Supplied data:
═══

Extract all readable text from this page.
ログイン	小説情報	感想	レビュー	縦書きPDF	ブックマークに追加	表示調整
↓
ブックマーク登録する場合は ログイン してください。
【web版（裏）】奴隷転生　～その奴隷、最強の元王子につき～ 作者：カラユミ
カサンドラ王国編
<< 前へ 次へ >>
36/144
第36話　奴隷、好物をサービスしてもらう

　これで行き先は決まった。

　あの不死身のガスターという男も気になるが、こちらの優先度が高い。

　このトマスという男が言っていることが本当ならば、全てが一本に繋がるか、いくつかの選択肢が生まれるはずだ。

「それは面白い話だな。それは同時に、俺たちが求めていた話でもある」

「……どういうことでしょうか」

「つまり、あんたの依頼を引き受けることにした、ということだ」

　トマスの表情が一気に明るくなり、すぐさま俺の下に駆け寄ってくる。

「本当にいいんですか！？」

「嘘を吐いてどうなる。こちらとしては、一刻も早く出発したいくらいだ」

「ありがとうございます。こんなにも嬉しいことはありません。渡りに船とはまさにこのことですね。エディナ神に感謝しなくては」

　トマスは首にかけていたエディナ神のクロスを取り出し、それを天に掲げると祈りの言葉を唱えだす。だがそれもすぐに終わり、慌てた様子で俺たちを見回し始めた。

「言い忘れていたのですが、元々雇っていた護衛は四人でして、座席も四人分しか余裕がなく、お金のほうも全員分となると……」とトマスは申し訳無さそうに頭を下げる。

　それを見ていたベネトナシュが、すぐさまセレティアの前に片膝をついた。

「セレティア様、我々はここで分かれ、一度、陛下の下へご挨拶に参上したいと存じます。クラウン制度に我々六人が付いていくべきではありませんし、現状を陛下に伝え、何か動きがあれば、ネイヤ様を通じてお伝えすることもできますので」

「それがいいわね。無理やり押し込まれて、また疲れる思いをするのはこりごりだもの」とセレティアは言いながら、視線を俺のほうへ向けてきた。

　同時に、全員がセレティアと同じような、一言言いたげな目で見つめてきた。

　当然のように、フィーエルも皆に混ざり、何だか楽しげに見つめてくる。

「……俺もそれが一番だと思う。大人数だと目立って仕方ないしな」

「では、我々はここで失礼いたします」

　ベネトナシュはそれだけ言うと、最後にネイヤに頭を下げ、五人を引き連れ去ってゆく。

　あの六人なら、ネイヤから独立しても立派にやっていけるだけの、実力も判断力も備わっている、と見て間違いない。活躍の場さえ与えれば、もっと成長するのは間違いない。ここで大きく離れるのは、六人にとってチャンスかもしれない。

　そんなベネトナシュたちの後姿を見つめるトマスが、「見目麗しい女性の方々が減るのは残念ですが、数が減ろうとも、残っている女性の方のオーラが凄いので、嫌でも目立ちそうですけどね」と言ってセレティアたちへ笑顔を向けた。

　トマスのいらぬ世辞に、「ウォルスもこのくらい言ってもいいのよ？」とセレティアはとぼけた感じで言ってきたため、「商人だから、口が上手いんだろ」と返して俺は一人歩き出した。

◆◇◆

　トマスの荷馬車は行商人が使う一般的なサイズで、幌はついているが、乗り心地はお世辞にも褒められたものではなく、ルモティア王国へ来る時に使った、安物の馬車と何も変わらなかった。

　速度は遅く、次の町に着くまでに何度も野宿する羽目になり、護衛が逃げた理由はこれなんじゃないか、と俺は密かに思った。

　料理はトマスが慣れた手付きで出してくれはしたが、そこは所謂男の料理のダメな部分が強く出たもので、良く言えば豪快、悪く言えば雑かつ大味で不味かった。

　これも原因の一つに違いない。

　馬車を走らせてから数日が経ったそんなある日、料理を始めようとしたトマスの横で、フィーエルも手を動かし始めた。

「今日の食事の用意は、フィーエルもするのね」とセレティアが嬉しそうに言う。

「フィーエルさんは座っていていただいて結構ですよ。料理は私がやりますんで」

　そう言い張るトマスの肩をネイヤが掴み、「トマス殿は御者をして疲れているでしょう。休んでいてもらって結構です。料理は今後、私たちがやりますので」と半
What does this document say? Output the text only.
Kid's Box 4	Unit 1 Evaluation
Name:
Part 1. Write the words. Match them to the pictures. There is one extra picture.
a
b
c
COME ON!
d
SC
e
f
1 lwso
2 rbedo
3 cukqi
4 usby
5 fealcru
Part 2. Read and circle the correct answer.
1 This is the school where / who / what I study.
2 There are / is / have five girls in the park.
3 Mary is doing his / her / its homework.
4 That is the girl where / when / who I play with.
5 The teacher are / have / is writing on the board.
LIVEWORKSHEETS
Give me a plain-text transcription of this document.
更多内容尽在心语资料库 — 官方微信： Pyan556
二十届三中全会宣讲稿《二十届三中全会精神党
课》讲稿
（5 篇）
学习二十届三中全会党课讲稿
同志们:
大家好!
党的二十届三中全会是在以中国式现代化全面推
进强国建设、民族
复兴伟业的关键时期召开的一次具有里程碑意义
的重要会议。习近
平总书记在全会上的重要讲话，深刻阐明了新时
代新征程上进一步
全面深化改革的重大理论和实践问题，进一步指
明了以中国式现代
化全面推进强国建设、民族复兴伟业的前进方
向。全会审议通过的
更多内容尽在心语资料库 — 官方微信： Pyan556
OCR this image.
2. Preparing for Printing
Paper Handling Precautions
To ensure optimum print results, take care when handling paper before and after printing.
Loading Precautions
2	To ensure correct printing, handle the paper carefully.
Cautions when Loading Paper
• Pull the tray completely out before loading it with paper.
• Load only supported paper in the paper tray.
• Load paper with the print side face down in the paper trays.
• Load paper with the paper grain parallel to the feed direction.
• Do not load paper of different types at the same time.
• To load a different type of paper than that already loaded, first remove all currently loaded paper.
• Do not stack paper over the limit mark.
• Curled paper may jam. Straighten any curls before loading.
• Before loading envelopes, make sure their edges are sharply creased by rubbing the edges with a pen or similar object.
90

═══

Set task: Across the entries, how many lines contain "ensure"? Reply with the number only.

Answer for the task: 2